## Aim of the task:
Exact repetition is required: output every record in full.
=======
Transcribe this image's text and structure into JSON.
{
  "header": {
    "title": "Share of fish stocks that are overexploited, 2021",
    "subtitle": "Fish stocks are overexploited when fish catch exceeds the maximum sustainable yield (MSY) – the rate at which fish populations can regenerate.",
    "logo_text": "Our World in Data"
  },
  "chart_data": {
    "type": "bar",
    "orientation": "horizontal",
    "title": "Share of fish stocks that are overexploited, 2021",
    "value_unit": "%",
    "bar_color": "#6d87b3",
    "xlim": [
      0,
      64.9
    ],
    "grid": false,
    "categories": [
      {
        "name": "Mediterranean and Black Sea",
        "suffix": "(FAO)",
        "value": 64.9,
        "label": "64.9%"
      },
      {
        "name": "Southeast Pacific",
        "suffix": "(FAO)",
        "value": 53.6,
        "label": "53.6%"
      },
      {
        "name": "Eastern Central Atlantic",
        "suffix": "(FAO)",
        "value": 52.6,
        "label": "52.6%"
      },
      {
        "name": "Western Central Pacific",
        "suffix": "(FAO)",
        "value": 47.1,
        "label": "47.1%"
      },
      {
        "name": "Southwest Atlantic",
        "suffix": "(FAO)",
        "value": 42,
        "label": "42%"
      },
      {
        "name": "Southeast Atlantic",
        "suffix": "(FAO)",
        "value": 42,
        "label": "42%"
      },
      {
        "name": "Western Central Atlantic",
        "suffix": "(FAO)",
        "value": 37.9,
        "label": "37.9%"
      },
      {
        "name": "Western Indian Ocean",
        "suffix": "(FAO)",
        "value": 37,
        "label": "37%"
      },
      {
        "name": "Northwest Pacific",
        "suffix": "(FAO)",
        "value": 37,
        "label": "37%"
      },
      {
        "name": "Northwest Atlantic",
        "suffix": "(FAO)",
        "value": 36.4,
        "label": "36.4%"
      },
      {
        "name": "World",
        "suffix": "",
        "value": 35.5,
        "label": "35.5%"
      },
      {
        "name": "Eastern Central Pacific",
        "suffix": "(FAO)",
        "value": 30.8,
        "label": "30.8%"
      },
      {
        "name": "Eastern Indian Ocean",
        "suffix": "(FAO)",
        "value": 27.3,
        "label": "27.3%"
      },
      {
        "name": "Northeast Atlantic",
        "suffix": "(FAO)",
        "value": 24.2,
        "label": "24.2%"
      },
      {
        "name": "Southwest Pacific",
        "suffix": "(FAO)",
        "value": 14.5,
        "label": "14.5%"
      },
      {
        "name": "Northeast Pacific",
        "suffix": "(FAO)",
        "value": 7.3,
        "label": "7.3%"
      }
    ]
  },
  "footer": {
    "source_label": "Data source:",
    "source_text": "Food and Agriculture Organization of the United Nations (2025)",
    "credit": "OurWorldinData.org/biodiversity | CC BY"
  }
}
=======
## Finished exercise:
Transcribe this image's text and structure into JSON.
{
  "header": {
    "title": "Share of fish stocks that are overexploited, 2021",
    "subtitle": "Fish stocks are overexploited when fish catch exceeds the maximum sustainable yield (MSY) – the rate at which fish populations can regenerate.",
    "logo_text": "Our World in Data"
  },
  "chart_data": {
    "type": "bar",
    "orientation": "horizontal",
    "title": "Share of fish stocks that are overexploited, 2021",
    "value_unit": "%",
    "bar_color": "#6d87b3",
    "xlim": [
      0,
      64.9
    ],
    "grid": false,
    "categories": [
      {
        "name": "Mediterranean and Black Sea",
        "suffix": "(FAO)",
        "value": 64.9,
        "label": "64.9%"
      },
      {
        "name": "Southeast Pacific",
        "suffix": "(FAO)",
        "value": 53.6,
        "label": "53.6%"
      },
      {
        "name": "Eastern Central Atlantic",
        "suffix": "(FAO)",
        "value": 52.6,
        "label": "52.6%"
      },
      {
        "name": "Western Central Pacific",
        "suffix": "(FAO)",
        "value": 47.1,
        "label": "47.1%"
      },
      {
        "name": "Southwest Atlantic",
        "suffix": "(FAO)",
        "value": 42,
        "label": "42%"
      },
      {
        "name": "Southeast Atlantic",
        "suffix": "(FAO)",
        "value": 42,
        "label": "42%"
      },
      {
        "name": "Western Central Atlantic",
        "suffix": "(FAO)",
        "value": 37.9,
        "label": "37.9%"
      },
      {
        "name": "Western Indian Ocean",
        "suffix": "(FAO)",
        "value": 37,
        "label": "37%"
      },
      {
        "name": "Northwest Pacific",
        "suffix": "(FAO)",
        "value": 37,
        "label": "37%"
      },
      {
        "name": "Northwest Atlantic",
        "suffix": "(FAO)",
        "value": 36.4,
        "label": "36.4%"
      },
      {
        "name": "World",
        "suffix": "",
        "value": 35.5,
        "label": "35.5%"
      },
      {
        "name": "Eastern Central Pacific",
        "suffix": "(FAO)",
        "value": 30.8,
        "label": "30.8%"
      },
      {
        "name": "Eastern Indian Ocean",
        "suffix": "(FAO)",
        "value": 27.3,
        "label": "27.3%"
      },
      {
        "name": "Northeast Atlantic",
        "suffix": "(FAO)",
        "value": 24.2,
        "label": "24.2%"
      },
      {
        "name": "Southwest Pacific",
        "suffix": "(FAO)",
        "value": 14.5,
        "label": "14.5%"
      },
      {
        "name": "Northeast Pacific",
        "suffix": "(FAO)",
        "value": 7.3,
        "label": "7.3%"
      }
    ]
  },
  "footer": {
    "source_label": "Data source:",
    "source_text": "Food and Agriculture Organization of the United Nations (2025)",
    "credit": "OurWorldinData.org/biodiversity | CC BY"
  }
}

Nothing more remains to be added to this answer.